#### WORK REQUIRED:
Tell how many lines have the string "JSON" in them, and write nothing besides the number.

[Chart and figure data]
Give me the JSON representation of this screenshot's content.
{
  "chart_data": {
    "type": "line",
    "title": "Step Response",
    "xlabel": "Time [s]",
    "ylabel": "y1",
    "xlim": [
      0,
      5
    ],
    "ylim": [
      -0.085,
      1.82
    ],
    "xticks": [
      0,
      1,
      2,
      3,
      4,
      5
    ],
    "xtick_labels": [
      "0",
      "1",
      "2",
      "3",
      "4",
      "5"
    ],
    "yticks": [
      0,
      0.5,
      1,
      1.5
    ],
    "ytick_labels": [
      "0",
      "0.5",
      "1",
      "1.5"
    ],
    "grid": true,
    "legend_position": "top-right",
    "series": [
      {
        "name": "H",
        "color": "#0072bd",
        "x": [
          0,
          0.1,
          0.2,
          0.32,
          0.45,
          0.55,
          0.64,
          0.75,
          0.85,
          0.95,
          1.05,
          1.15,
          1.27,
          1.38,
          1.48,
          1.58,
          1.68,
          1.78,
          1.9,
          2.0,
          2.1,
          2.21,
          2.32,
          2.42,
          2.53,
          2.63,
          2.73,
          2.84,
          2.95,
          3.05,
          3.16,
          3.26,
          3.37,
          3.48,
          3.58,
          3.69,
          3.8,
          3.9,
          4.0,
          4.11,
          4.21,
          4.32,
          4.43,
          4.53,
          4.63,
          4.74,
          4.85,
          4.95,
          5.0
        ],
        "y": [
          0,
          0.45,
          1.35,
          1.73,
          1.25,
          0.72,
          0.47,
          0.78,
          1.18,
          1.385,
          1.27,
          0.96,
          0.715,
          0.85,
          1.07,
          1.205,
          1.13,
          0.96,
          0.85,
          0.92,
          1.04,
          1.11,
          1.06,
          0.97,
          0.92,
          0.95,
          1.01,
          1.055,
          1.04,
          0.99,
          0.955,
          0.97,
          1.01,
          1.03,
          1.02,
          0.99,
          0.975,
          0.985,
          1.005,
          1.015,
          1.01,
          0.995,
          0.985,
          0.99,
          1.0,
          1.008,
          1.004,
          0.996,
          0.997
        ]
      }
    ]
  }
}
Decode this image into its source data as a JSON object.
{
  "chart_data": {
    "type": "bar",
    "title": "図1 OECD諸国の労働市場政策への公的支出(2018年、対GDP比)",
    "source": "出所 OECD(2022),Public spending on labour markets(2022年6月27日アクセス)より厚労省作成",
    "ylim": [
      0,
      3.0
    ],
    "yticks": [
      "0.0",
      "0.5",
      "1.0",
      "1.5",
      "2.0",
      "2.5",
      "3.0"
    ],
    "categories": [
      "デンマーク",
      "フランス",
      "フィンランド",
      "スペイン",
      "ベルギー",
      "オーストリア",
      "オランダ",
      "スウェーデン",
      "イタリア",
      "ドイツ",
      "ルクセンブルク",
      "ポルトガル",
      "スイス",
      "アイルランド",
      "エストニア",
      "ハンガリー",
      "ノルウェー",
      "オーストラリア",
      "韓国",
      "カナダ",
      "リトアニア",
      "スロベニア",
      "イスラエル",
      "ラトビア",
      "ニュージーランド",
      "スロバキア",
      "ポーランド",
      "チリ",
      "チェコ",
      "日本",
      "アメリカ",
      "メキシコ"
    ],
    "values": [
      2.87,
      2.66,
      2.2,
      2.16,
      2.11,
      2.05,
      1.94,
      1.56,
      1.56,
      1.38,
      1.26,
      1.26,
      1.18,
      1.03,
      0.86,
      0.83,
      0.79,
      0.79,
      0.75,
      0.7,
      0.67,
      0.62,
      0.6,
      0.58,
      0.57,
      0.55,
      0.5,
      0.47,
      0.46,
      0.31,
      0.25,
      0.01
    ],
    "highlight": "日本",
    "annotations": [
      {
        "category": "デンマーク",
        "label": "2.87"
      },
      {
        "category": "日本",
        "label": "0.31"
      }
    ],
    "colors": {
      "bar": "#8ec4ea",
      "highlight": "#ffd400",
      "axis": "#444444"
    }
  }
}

#### TASK RESPONSE:
2